:: MATERIAL FOR THIS TASK
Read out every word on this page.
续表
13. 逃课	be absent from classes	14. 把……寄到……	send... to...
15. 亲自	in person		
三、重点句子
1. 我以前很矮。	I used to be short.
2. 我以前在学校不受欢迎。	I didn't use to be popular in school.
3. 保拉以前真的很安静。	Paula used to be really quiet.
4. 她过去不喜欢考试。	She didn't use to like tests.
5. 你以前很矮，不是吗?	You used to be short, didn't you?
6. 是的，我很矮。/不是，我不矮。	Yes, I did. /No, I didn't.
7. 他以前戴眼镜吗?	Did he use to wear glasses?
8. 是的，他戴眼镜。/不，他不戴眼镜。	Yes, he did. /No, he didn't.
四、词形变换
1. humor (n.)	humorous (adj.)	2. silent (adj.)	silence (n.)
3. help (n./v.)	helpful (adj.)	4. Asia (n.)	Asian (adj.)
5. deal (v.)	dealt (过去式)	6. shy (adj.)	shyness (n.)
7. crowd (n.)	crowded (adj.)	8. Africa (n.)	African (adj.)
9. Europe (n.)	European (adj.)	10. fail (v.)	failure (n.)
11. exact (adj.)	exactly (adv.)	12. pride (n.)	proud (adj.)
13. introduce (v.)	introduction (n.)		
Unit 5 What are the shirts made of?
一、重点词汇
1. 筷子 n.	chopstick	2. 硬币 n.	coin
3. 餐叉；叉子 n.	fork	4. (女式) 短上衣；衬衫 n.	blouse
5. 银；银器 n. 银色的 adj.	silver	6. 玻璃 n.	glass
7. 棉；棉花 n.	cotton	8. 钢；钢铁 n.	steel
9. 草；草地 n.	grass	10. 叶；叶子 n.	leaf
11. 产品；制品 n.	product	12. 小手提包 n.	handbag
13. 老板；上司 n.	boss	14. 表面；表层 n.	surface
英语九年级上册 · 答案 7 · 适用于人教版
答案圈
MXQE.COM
::::
→ **AIM OF THE TASK**
Search the records for the word "didn". Copy every line that has it.

→ **RESPONSE TO THE EXERCISE**
2. 我以前在学校不受欢迎。	I didn't use to be popular in school.
4. 她过去不喜欢考试。	She didn't use to like tests.
5. 你以前很矮，不是吗?	You used to be short, didn't you?
6. 是的，我很矮。/不是，我不矮。	Yes, I did. /No, I didn't.
8. 是的，他戴眼镜。/不，他不戴眼镜。	Yes, he did. /No, he didn't.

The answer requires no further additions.